**GOAL**
Give every line of the material again, exactly as written.

**RECORDS FOR THIS EXERCISE**
================================
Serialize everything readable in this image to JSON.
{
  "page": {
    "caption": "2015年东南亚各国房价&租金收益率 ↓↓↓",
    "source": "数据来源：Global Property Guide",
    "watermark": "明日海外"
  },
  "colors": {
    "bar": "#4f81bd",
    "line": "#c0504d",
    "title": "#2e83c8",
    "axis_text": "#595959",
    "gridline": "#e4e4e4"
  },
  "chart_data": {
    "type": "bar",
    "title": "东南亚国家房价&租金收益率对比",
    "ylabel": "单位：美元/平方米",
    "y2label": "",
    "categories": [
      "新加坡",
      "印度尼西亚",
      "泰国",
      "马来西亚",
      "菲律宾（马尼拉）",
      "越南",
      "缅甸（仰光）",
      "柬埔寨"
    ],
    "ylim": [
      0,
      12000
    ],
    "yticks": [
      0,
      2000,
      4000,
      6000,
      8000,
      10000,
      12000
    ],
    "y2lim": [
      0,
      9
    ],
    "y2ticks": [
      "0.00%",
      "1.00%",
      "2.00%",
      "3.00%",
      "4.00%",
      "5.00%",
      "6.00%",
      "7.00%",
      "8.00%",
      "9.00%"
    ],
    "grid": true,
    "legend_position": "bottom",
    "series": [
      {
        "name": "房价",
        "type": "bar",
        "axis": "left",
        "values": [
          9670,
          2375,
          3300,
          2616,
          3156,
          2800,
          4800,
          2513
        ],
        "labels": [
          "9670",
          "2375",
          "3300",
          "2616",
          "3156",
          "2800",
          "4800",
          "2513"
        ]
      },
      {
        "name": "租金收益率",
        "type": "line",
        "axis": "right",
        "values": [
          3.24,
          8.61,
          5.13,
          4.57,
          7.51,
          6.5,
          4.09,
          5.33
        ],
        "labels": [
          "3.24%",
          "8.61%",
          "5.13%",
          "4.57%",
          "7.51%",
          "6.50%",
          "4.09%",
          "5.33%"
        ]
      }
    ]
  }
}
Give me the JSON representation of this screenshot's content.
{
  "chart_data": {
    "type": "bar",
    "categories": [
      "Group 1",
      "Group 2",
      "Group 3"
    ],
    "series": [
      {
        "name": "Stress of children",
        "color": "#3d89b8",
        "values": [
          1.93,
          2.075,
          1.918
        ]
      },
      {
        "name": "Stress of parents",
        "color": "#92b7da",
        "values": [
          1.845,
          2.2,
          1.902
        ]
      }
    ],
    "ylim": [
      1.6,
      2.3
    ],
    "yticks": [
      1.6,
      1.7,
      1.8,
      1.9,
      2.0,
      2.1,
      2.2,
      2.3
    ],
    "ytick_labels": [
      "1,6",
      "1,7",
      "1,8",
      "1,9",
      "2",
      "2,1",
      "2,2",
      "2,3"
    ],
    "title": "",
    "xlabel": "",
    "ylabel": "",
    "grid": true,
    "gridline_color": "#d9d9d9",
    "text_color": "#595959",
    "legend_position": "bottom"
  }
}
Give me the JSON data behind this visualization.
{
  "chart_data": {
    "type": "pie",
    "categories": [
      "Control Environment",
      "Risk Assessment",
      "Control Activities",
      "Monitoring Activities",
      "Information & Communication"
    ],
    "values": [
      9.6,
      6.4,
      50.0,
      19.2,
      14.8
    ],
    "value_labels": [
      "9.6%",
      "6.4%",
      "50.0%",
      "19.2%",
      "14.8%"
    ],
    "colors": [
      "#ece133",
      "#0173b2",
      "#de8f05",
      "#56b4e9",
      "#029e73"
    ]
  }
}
================================
**SOLUTION FOR THIS TASK**
Serialize everything readable in this image to JSON.
{
  "page": {
    "caption": "2015年东南亚各国房价&租金收益率 ↓↓↓",
    "source": "数据来源：Global Property Guide",
    "watermark": "明日海外"
  },
  "colors": {
    "bar": "#4f81bd",
    "line": "#c0504d",
    "title": "#2e83c8",
    "axis_text": "#595959",
    "gridline": "#e4e4e4"
  },
  "chart_data": {
    "type": "bar",
    "title": "东南亚国家房价&租金收益率对比",
    "ylabel": "单位：美元/平方米",
    "y2label": "",
    "categories": [
      "新加坡",
      "印度尼西亚",
      "泰国",
      "马来西亚",
      "菲律宾（马尼拉）",
      "越南",
      "缅甸（仰光）",
      "柬埔寨"
    ],
    "ylim": [
      0,
      12000
    ],
    "yticks": [
      0,
      2000,
      4000,
      6000,
      8000,
      10000,
      12000
    ],
    "y2lim": [
      0,
      9
    ],
    "y2ticks": [
      "0.00%",
      "1.00%",
      "2.00%",
      "3.00%",
      "4.00%",
      "5.00%",
      "6.00%",
      "7.00%",
      "8.00%",
      "9.00%"
    ],
    "grid": true,
    "legend_position": "bottom",
    "series": [
      {
        "name": "房价",
        "type": "bar",
        "axis": "left",
        "values": [
          9670,
          2375,
          3300,
          2616,
          3156,
          2800,
          4800,
          2513
        ],
        "labels": [
          "9670",
          "2375",
          "3300",
          "2616",
          "3156",
          "2800",
          "4800",
          "2513"
        ]
      },
      {
        "name": "租金收益率",
        "type": "line",
        "axis": "right",
        "values": [
          3.24,
          8.61,
          5.13,
          4.57,
          7.51,
          6.5,
          4.09,
          5.33
        ],
        "labels": [
          "3.24%",
          "8.61%",
          "5.13%",
          "4.57%",
          "7.51%",
          "6.50%",
          "4.09%",
          "5.33%"
        ]
      }
    ]
  }
}
Give me the JSON representation of this screenshot's content.
{
  "chart_data": {
    "type": "bar",
    "categories": [
      "Group 1",
      "Group 2",
      "Group 3"
    ],
    "series": [
      {
        "name": "Stress of children",
        "color": "#3d89b8",
        "values": [
          1.93,
          2.075,
          1.918
        ]
      },
      {
        "name": "Stress of parents",
        "color": "#92b7da",
        "values": [
          1.845,
          2.2,
          1.902
        ]
      }
    ],
    "ylim": [
      1.6,
      2.3
    ],
    "yticks": [
      1.6,
      1.7,
      1.8,
      1.9,
      2.0,
      2.1,
      2.2,
      2.3
    ],
    "ytick_labels": [
      "1,6",
      "1,7",
      "1,8",
      "1,9",
      "2",
      "2,1",
      "2,2",
      "2,3"
    ],
    "title": "",
    "xlabel": "",
    "ylabel": "",
    "grid": true,
    "gridline_color": "#d9d9d9",
    "text_color": "#595959",
    "legend_position": "bottom"
  }
}
Give me the JSON data behind this visualization.
{
  "chart_data": {
    "type": "pie",
    "categories": [
      "Control Environment",
      "Risk Assessment",
      "Control Activities",
      "Monitoring Activities",
      "Information & Communication"
    ],
    "values": [
      9.6,
      6.4,
      50.0,
      19.2,
      14.8
    ],
    "value_labels": [
      "9.6%",
      "6.4%",
      "50.0%",
      "19.2%",
      "14.8%"
    ],
    "colors": [
      "#ece133",
      "#0173b2",
      "#de8f05",
      "#56b4e9",
      "#029e73"
    ]
  }
}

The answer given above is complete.